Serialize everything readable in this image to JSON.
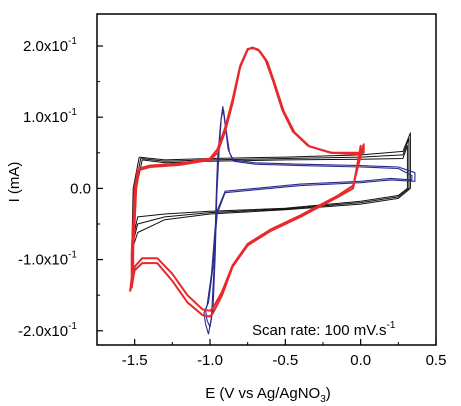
{
  "chart_data": {
    "type": "line",
    "title": "",
    "xlabel": "E (V vs Ag/AgNO",
    "xlabel_sub": "3",
    "xlabel_close": ")",
    "ylabel": "I (mA)",
    "xlim": [
      -1.75,
      0.5
    ],
    "ylim": [
      -0.22,
      0.245
    ],
    "x_ticks": [
      {
        "v": -1.5,
        "label": "-1.5"
      },
      {
        "v": -1.0,
        "label": "-1.0"
      },
      {
        "v": -0.5,
        "label": "-0.5"
      },
      {
        "v": 0.0,
        "label": "0.0"
      },
      {
        "v": 0.5,
        "label": "0.5"
      }
    ],
    "y_ticks": [
      {
        "v": 0.2,
        "base": "2.0x10",
        "exp": "-1"
      },
      {
        "v": 0.1,
        "base": "1.0x10",
        "exp": "-1"
      },
      {
        "v": 0.0,
        "base": "0.0",
        "exp": ""
      },
      {
        "v": -0.1,
        "base": "-1.0x10",
        "exp": "-1"
      },
      {
        "v": -0.2,
        "base": "-2.0x10",
        "exp": "-1"
      }
    ],
    "x_minor_step": 0.25,
    "y_minor_step": 0.05,
    "annotation": {
      "text": "Scan rate: 100 mV.s",
      "exp": "-1"
    },
    "colors": {
      "black": "#111111",
      "red": "#e8282a",
      "blue": "#2b2b8f"
    },
    "series": [
      {
        "color": "black",
        "width": 1.0,
        "points": [
          [
            -1.45,
            0.04
          ],
          [
            -1.3,
            0.036
          ],
          [
            -1.0,
            0.038
          ],
          [
            -0.5,
            0.04
          ],
          [
            0.0,
            0.041
          ],
          [
            0.28,
            0.042
          ],
          [
            0.31,
            0.06
          ],
          [
            0.31,
            0.0
          ],
          [
            0.25,
            -0.01
          ],
          [
            0.0,
            -0.018
          ],
          [
            -0.5,
            -0.028
          ],
          [
            -1.0,
            -0.032
          ],
          [
            -1.3,
            -0.036
          ],
          [
            -1.48,
            -0.04
          ],
          [
            -1.5,
            -0.06
          ],
          [
            -1.49,
            0.0
          ],
          [
            -1.45,
            0.04
          ]
        ]
      },
      {
        "color": "black",
        "width": 1.0,
        "points": [
          [
            -1.46,
            0.042
          ],
          [
            -1.3,
            0.038
          ],
          [
            -1.0,
            0.04
          ],
          [
            -0.5,
            0.042
          ],
          [
            0.0,
            0.044
          ],
          [
            0.28,
            0.047
          ],
          [
            0.32,
            0.07
          ],
          [
            0.32,
            0.0
          ],
          [
            0.25,
            -0.012
          ],
          [
            0.0,
            -0.02
          ],
          [
            -0.5,
            -0.029
          ],
          [
            -1.0,
            -0.034
          ],
          [
            -1.3,
            -0.04
          ],
          [
            -1.48,
            -0.05
          ],
          [
            -1.51,
            -0.075
          ],
          [
            -1.5,
            0.0
          ],
          [
            -1.46,
            0.042
          ]
        ]
      },
      {
        "color": "black",
        "width": 1.0,
        "points": [
          [
            -1.47,
            0.044
          ],
          [
            -1.3,
            0.04
          ],
          [
            -1.0,
            0.042
          ],
          [
            -0.5,
            0.044
          ],
          [
            0.0,
            0.047
          ],
          [
            0.28,
            0.052
          ],
          [
            0.33,
            0.078
          ],
          [
            0.33,
            0.0
          ],
          [
            0.25,
            -0.014
          ],
          [
            0.0,
            -0.022
          ],
          [
            -0.5,
            -0.03
          ],
          [
            -1.0,
            -0.036
          ],
          [
            -1.3,
            -0.044
          ],
          [
            -1.48,
            -0.062
          ],
          [
            -1.52,
            -0.088
          ],
          [
            -1.51,
            0.0
          ],
          [
            -1.47,
            0.044
          ]
        ]
      },
      {
        "color": "blue",
        "width": 1.1,
        "points": [
          [
            -1.01,
            -0.205
          ],
          [
            -0.99,
            -0.18
          ],
          [
            -0.97,
            -0.1
          ],
          [
            -0.96,
            -0.02
          ],
          [
            -0.95,
            0.04
          ],
          [
            -0.93,
            0.09
          ],
          [
            -0.915,
            0.115
          ],
          [
            -0.9,
            0.09
          ],
          [
            -0.88,
            0.055
          ],
          [
            -0.85,
            0.04
          ],
          [
            -0.7,
            0.036
          ],
          [
            -0.4,
            0.034
          ],
          [
            0.0,
            0.032
          ],
          [
            0.25,
            0.03
          ],
          [
            0.36,
            0.022
          ],
          [
            0.36,
            0.01
          ],
          [
            0.2,
            0.012
          ],
          [
            0.0,
            0.008
          ],
          [
            -0.4,
            0.004
          ],
          [
            -0.7,
            -0.002
          ],
          [
            -0.9,
            -0.006
          ],
          [
            -0.96,
            -0.04
          ],
          [
            -0.99,
            -0.12
          ],
          [
            -1.02,
            -0.165
          ],
          [
            -1.04,
            -0.175
          ],
          [
            -1.03,
            -0.19
          ],
          [
            -1.01,
            -0.205
          ]
        ]
      },
      {
        "color": "blue",
        "width": 1.1,
        "points": [
          [
            -1.0,
            -0.195
          ],
          [
            -0.98,
            -0.17
          ],
          [
            -0.965,
            -0.09
          ],
          [
            -0.955,
            -0.01
          ],
          [
            -0.94,
            0.05
          ],
          [
            -0.925,
            0.1
          ],
          [
            -0.91,
            0.11
          ],
          [
            -0.895,
            0.085
          ],
          [
            -0.87,
            0.05
          ],
          [
            -0.84,
            0.038
          ],
          [
            -0.7,
            0.034
          ],
          [
            -0.4,
            0.032
          ],
          [
            0.0,
            0.03
          ],
          [
            0.25,
            0.028
          ],
          [
            0.34,
            0.018
          ],
          [
            0.34,
            0.012
          ],
          [
            0.2,
            0.014
          ],
          [
            0.0,
            0.01
          ],
          [
            -0.4,
            0.006
          ],
          [
            -0.7,
            0.0
          ],
          [
            -0.9,
            -0.004
          ],
          [
            -0.95,
            -0.03
          ],
          [
            -0.98,
            -0.11
          ],
          [
            -1.01,
            -0.16
          ],
          [
            -1.03,
            -0.17
          ],
          [
            -1.02,
            -0.185
          ],
          [
            -1.0,
            -0.195
          ]
        ]
      },
      {
        "color": "red",
        "width": 2.0,
        "points": [
          [
            -1.53,
            -0.145
          ],
          [
            -1.52,
            -0.125
          ],
          [
            -1.52,
            -0.09
          ],
          [
            -1.51,
            -0.05
          ],
          [
            -1.5,
            0.0
          ],
          [
            -1.48,
            0.025
          ],
          [
            -1.4,
            0.03
          ],
          [
            -1.2,
            0.033
          ],
          [
            -1.0,
            0.04
          ],
          [
            -0.95,
            0.05
          ],
          [
            -0.9,
            0.08
          ],
          [
            -0.85,
            0.12
          ],
          [
            -0.8,
            0.17
          ],
          [
            -0.75,
            0.195
          ],
          [
            -0.72,
            0.198
          ],
          [
            -0.68,
            0.195
          ],
          [
            -0.63,
            0.18
          ],
          [
            -0.58,
            0.15
          ],
          [
            -0.52,
            0.11
          ],
          [
            -0.45,
            0.08
          ],
          [
            -0.35,
            0.06
          ],
          [
            -0.2,
            0.05
          ],
          [
            0.0,
            0.048
          ],
          [
            0.0,
            0.06
          ],
          [
            -0.05,
            0.0
          ],
          [
            -0.15,
            -0.012
          ],
          [
            -0.4,
            -0.04
          ],
          [
            -0.6,
            -0.06
          ],
          [
            -0.75,
            -0.08
          ],
          [
            -0.85,
            -0.11
          ],
          [
            -0.92,
            -0.15
          ],
          [
            -0.98,
            -0.175
          ],
          [
            -1.0,
            -0.18
          ],
          [
            -1.05,
            -0.178
          ],
          [
            -1.15,
            -0.16
          ],
          [
            -1.25,
            -0.13
          ],
          [
            -1.35,
            -0.105
          ],
          [
            -1.45,
            -0.105
          ],
          [
            -1.5,
            -0.115
          ],
          [
            -1.53,
            -0.145
          ]
        ]
      },
      {
        "color": "red",
        "width": 2.0,
        "points": [
          [
            -1.52,
            -0.14
          ],
          [
            -1.51,
            -0.12
          ],
          [
            -1.51,
            -0.085
          ],
          [
            -1.5,
            -0.045
          ],
          [
            -1.49,
            0.0
          ],
          [
            -1.47,
            0.028
          ],
          [
            -1.4,
            0.032
          ],
          [
            -1.2,
            0.035
          ],
          [
            -1.0,
            0.042
          ],
          [
            -0.95,
            0.055
          ],
          [
            -0.9,
            0.085
          ],
          [
            -0.85,
            0.125
          ],
          [
            -0.8,
            0.172
          ],
          [
            -0.75,
            0.196
          ],
          [
            -0.71,
            0.197
          ],
          [
            -0.67,
            0.193
          ],
          [
            -0.62,
            0.178
          ],
          [
            -0.57,
            0.147
          ],
          [
            -0.51,
            0.108
          ],
          [
            -0.44,
            0.079
          ],
          [
            -0.34,
            0.059
          ],
          [
            -0.19,
            0.05
          ],
          [
            0.02,
            0.05
          ],
          [
            0.02,
            0.062
          ],
          [
            -0.05,
            0.004
          ],
          [
            -0.15,
            -0.01
          ],
          [
            -0.4,
            -0.038
          ],
          [
            -0.6,
            -0.058
          ],
          [
            -0.75,
            -0.078
          ],
          [
            -0.85,
            -0.108
          ],
          [
            -0.92,
            -0.145
          ],
          [
            -0.98,
            -0.168
          ],
          [
            -1.0,
            -0.172
          ],
          [
            -1.05,
            -0.17
          ],
          [
            -1.15,
            -0.15
          ],
          [
            -1.25,
            -0.12
          ],
          [
            -1.35,
            -0.098
          ],
          [
            -1.45,
            -0.098
          ],
          [
            -1.5,
            -0.11
          ],
          [
            -1.52,
            -0.14
          ]
        ]
      }
    ]
  }
}
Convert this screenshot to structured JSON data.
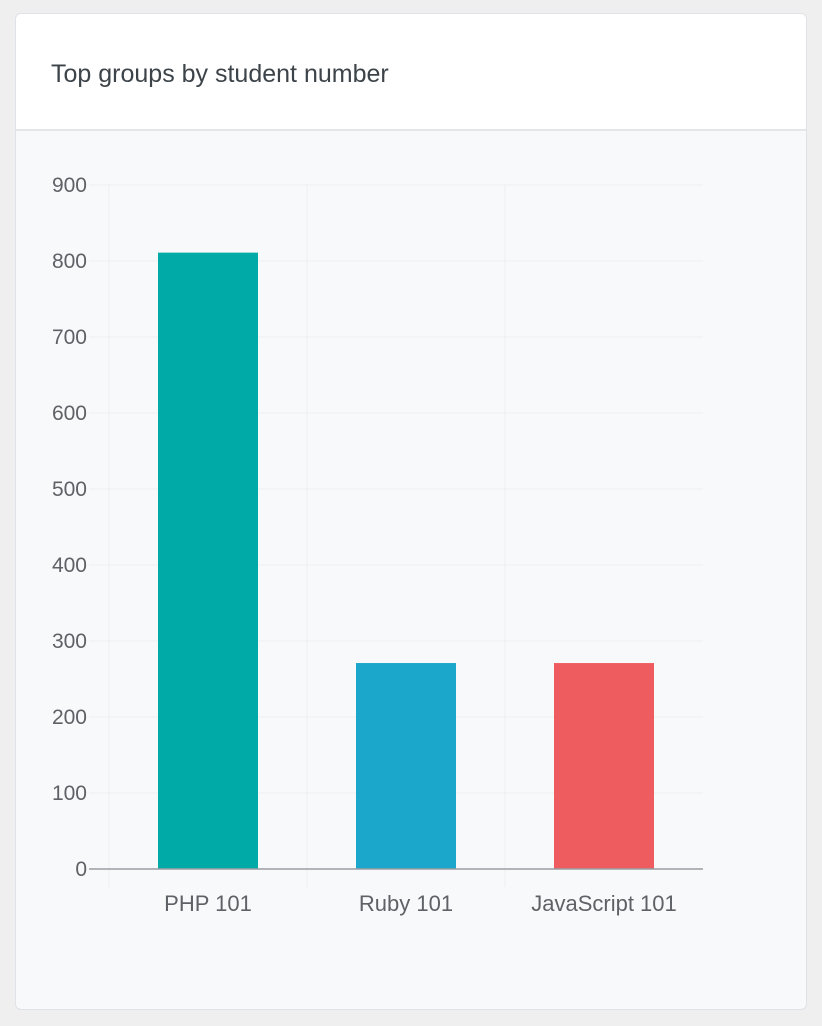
{
  "card": {
    "title": "Top groups by student number"
  },
  "chart_data": {
    "type": "bar",
    "title": "Top groups by student number",
    "categories": [
      "PHP 101",
      "Ruby 101",
      "JavaScript 101"
    ],
    "values": [
      811,
      271,
      271
    ],
    "colors": [
      "#00aaa6",
      "#1ba6cb",
      "#ef5c5f"
    ],
    "ylim": [
      0,
      900
    ],
    "yticks": [
      0,
      100,
      200,
      300,
      400,
      500,
      600,
      700,
      800,
      900
    ],
    "xlabel": "",
    "ylabel": "",
    "grid": true,
    "legend": "none"
  },
  "colors": {
    "gridline": "#eceef1",
    "axis": "#9a9ea3",
    "tick_label": "#5e6266"
  }
}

## WHAT TO PRODUCE
Take the line containing "Convert this screenshot" and all lines after it to the end of the data above, and reproduce them exactly, leaving out pictures. Nothing else belongs in the copy.

## CORRECT RESPONSE
Convert this screenshot to structured JSON data.
{
  "card": {
    "title": "Top groups by student number"
  },
  "chart_data": {
    "type": "bar",
    "title": "Top groups by student number",
    "categories": [
      "PHP 101",
      "Ruby 101",
      "JavaScript 101"
    ],
    "values": [
      811,
      271,
      271
    ],
    "colors": [
      "#00aaa6",
      "#1ba6cb",
      "#ef5c5f"
    ],
    "ylim": [
      0,
      900
    ],
    "yticks": [
      0,
      100,
      200,
      300,
      400,
      500,
      600,
      700,
      800,
      900
    ],
    "xlabel": "",
    "ylabel": "",
    "grid": true,
    "legend": "none"
  },
  "colors": {
    "gridline": "#eceef1",
    "axis": "#9a9ea3",
    "tick_label": "#5e6266"
  }
}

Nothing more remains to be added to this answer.